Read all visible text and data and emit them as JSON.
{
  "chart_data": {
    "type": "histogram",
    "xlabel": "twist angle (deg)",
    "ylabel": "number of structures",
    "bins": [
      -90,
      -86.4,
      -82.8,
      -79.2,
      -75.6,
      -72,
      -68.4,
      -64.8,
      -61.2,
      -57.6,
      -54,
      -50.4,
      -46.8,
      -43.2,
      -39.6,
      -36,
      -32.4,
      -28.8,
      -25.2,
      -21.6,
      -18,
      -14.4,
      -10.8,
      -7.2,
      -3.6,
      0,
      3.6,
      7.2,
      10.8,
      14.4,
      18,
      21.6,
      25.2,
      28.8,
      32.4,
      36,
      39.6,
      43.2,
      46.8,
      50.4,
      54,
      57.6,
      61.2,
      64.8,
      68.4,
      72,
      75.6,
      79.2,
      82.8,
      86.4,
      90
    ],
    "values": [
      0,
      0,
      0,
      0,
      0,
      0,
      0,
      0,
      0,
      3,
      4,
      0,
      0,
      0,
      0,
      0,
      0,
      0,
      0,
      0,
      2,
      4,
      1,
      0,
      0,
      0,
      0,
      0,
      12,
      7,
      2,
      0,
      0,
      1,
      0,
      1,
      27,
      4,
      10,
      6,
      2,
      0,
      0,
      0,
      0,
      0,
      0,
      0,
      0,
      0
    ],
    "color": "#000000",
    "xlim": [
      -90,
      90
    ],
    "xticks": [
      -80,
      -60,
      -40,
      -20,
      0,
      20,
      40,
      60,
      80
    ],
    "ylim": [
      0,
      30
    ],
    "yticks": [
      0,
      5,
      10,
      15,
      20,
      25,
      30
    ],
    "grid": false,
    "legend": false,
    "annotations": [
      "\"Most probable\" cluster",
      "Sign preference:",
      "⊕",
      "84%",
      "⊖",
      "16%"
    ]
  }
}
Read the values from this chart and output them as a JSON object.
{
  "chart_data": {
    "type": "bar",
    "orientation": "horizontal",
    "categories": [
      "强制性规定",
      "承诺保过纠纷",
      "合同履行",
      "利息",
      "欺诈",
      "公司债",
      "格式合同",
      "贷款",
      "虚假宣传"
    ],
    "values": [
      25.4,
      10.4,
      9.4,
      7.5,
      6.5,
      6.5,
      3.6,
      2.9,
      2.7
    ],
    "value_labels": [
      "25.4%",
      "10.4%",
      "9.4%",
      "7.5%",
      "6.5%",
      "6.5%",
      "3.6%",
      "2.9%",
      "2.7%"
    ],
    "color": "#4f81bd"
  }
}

################

WHAT YOU WILL DO.
Return every line in the listing that contains the word "Read".

FULL RESPONSE.
Read all visible text and data and emit them as JSON.
Read the values from this chart and output them as a JSON object.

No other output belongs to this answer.